Task requirements:
Find all the lines with "document" and gather them.

Excerpt from a dataset
┄┄┄┄┄┄┄┄┄┄┄┄┄┄┄┄┄┄┄┄
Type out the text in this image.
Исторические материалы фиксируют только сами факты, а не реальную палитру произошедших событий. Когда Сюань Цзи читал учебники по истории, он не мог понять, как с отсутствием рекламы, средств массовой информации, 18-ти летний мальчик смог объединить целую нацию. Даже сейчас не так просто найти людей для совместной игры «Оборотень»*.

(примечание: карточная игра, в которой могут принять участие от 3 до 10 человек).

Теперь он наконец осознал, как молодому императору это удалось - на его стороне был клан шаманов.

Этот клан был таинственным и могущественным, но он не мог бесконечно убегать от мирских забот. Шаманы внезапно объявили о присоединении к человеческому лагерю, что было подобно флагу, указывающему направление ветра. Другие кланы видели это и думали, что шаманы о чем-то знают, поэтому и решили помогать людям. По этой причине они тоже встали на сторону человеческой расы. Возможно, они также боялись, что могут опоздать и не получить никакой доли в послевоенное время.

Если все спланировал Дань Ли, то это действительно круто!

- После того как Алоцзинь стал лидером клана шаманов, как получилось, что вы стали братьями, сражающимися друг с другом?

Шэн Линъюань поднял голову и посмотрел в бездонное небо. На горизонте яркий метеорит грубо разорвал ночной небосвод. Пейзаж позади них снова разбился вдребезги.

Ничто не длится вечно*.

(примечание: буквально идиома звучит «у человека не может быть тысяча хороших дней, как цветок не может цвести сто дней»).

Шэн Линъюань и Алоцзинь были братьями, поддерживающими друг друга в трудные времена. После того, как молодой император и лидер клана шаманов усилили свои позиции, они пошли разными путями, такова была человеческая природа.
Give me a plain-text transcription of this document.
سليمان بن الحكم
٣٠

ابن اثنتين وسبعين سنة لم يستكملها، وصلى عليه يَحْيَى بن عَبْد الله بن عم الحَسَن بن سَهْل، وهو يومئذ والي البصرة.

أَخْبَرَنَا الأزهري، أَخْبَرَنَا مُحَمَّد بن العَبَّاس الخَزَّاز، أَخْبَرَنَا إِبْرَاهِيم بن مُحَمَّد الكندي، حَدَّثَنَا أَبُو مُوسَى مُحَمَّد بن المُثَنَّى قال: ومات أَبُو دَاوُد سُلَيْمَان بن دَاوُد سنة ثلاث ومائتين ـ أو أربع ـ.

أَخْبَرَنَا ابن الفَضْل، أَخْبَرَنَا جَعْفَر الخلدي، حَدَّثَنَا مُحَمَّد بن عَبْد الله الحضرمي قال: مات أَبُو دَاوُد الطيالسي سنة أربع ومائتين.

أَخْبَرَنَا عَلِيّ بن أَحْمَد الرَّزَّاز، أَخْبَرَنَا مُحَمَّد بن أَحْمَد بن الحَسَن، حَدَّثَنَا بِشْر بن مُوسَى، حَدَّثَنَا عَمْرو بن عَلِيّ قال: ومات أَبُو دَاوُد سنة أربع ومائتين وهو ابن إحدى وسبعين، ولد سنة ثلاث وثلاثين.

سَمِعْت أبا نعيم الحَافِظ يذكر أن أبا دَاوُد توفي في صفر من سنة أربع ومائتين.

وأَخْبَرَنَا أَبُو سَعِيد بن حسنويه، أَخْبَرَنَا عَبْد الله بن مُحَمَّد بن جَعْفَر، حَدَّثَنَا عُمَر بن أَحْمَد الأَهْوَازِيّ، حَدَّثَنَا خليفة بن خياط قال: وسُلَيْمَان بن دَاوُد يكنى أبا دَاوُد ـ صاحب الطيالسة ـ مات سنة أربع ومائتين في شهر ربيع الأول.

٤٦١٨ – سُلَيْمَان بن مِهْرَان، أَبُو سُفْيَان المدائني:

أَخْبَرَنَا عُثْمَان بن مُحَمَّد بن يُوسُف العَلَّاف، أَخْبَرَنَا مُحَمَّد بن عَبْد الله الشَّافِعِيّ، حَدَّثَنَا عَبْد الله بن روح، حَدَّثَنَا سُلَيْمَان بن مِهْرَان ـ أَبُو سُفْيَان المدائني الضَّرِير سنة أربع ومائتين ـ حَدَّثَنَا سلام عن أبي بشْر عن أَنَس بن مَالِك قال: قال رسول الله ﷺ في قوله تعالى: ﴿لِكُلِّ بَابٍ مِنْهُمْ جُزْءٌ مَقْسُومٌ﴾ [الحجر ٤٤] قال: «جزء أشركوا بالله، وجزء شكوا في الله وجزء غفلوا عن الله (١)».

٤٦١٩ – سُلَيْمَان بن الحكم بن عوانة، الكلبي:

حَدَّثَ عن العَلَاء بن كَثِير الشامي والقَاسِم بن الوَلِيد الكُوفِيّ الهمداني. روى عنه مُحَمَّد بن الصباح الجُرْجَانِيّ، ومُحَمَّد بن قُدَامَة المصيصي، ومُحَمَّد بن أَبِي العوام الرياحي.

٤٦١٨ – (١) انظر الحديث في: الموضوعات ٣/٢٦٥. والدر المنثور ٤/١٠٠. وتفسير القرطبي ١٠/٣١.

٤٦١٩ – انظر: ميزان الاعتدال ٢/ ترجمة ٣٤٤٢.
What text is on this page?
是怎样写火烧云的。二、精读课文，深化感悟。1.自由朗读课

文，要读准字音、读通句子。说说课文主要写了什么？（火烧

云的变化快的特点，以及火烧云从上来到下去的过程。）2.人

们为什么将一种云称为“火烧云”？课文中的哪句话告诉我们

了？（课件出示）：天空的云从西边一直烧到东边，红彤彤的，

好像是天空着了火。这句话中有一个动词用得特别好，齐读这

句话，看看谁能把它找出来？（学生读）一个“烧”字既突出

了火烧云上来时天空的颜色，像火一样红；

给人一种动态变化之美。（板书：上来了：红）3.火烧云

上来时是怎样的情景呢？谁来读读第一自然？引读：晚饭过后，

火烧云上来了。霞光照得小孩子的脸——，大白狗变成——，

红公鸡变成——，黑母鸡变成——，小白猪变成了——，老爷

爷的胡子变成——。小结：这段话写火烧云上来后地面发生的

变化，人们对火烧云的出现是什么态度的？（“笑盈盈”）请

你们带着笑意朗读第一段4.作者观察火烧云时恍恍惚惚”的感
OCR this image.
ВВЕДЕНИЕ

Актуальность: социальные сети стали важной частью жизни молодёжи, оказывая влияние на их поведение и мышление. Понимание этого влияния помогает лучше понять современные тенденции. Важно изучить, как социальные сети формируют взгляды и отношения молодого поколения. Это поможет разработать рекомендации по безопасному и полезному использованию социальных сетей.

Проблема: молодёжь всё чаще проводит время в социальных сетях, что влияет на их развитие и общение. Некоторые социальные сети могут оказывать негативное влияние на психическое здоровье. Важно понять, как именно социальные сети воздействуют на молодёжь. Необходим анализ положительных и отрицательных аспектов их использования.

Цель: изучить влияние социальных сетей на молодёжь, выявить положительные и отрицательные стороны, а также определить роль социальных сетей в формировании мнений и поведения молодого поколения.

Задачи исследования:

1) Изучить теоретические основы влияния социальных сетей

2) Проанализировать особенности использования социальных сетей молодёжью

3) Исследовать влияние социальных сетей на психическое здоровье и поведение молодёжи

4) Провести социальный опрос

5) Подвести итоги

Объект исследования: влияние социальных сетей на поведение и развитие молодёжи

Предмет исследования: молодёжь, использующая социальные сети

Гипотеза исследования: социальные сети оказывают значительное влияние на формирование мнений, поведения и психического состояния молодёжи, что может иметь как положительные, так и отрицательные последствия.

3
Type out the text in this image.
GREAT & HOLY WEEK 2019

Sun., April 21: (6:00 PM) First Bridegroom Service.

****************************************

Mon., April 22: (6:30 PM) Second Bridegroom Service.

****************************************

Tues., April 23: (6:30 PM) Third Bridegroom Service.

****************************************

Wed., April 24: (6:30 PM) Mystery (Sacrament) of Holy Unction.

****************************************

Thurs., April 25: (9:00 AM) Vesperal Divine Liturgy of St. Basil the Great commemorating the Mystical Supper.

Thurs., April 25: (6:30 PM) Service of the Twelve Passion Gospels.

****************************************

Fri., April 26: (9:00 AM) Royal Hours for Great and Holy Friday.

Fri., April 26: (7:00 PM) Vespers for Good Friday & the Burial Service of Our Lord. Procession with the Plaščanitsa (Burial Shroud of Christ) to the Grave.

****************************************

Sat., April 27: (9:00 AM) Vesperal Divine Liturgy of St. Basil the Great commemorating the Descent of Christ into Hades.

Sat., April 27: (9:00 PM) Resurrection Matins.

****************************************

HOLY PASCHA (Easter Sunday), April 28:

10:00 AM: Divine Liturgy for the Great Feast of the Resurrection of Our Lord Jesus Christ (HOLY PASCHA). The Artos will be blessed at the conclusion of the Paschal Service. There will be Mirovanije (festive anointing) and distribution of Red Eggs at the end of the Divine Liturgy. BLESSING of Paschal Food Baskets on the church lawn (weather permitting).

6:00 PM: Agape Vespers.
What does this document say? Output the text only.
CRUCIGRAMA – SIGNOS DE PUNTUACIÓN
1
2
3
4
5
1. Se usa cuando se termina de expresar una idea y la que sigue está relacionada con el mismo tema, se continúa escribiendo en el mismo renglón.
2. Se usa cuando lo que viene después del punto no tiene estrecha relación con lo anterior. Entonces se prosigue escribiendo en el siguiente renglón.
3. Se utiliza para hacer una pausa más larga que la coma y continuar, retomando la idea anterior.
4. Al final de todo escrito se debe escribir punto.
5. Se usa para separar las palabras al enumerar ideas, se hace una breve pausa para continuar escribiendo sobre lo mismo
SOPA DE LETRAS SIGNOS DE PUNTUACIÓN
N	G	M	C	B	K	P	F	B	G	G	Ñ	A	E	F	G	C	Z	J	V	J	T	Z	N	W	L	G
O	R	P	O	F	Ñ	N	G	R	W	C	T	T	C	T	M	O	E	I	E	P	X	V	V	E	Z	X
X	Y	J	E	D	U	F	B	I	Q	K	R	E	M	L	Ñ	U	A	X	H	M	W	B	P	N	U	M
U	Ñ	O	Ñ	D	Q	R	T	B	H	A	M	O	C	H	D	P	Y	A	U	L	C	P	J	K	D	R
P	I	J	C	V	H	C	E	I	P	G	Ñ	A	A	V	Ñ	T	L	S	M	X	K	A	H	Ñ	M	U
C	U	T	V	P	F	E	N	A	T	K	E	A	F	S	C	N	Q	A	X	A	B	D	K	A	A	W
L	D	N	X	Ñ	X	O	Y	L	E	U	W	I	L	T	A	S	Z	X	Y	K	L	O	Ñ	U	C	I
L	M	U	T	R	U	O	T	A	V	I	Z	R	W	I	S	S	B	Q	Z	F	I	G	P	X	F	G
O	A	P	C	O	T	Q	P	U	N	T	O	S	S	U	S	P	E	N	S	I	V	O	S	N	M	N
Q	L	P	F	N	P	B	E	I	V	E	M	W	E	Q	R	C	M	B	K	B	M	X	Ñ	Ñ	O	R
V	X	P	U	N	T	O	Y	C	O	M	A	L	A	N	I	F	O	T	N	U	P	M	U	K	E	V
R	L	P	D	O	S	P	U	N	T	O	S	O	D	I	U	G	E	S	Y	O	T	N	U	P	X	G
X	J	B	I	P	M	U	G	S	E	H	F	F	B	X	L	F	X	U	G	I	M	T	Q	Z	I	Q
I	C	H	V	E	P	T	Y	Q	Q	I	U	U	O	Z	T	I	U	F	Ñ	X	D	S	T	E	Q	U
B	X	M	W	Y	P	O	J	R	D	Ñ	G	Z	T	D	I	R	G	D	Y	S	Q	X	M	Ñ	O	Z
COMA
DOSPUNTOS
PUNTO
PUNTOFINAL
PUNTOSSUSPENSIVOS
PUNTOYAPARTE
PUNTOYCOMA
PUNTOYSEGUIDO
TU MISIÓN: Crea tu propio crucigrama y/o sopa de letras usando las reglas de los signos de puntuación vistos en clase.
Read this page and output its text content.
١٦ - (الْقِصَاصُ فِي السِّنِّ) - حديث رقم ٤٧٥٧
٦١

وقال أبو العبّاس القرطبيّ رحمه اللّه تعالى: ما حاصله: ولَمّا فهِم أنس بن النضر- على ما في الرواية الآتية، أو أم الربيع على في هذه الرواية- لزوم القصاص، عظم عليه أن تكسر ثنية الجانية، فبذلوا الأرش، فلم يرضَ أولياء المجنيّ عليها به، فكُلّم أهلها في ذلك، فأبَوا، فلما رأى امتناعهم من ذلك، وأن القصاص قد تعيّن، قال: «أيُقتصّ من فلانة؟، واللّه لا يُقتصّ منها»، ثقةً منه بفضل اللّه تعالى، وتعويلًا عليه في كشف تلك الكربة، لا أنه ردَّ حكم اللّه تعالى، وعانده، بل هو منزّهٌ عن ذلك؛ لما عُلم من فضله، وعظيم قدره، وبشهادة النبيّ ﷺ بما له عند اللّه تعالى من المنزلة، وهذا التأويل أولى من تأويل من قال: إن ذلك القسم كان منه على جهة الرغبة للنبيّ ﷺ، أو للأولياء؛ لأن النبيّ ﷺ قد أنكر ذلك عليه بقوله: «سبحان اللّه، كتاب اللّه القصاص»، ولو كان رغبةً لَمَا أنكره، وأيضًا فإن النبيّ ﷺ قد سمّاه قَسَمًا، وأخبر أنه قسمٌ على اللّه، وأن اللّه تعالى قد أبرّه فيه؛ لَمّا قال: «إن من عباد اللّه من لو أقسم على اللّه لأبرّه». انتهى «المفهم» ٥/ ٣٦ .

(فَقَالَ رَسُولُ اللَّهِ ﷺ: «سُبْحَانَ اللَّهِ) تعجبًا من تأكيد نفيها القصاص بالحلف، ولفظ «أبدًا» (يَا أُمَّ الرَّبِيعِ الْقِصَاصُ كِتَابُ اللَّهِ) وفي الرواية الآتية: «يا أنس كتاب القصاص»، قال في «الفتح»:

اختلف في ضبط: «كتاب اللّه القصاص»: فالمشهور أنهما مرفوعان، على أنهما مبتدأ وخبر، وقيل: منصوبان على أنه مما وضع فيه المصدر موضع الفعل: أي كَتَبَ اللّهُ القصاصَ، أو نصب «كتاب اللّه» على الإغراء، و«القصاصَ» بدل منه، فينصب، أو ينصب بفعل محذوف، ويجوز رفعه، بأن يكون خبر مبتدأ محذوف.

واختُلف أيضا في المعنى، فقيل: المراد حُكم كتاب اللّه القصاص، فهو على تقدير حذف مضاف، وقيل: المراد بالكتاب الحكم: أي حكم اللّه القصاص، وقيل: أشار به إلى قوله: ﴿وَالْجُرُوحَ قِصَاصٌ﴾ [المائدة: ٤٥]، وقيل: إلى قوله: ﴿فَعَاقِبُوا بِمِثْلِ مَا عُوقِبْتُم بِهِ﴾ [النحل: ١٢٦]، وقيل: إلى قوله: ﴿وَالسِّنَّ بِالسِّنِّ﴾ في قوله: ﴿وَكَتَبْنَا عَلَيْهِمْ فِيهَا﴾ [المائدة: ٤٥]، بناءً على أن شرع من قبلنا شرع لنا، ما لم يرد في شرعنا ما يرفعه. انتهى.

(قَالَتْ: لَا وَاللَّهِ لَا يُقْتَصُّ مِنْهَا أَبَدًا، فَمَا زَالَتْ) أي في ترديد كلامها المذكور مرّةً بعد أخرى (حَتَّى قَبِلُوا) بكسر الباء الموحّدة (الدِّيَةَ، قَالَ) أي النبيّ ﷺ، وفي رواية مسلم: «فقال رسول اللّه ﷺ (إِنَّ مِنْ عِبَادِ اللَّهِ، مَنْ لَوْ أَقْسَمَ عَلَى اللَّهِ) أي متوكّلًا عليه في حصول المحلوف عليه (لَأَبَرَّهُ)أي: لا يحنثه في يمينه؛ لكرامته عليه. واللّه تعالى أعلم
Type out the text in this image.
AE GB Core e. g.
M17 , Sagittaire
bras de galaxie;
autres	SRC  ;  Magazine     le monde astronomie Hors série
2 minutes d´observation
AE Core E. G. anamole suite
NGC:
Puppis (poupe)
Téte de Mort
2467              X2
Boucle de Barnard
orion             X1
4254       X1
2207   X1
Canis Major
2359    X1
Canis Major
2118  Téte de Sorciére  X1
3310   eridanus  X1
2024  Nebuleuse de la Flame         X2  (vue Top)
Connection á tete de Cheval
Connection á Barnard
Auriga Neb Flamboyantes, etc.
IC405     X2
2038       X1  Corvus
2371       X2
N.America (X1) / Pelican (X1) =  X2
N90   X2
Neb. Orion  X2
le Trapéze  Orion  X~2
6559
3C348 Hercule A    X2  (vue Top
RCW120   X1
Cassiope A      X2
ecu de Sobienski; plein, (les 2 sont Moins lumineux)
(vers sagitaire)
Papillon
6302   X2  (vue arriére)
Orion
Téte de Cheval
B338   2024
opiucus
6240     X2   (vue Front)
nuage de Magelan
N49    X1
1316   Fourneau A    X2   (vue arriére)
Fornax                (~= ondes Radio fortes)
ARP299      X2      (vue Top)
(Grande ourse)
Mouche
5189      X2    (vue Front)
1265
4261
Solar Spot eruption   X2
┄┄┄┄┄┄┄┄┄┄┄┄┄┄┄┄┄┄┄┄
Written response:
Give me a plain-text transcription of this document.
What does this document say? Output the text only.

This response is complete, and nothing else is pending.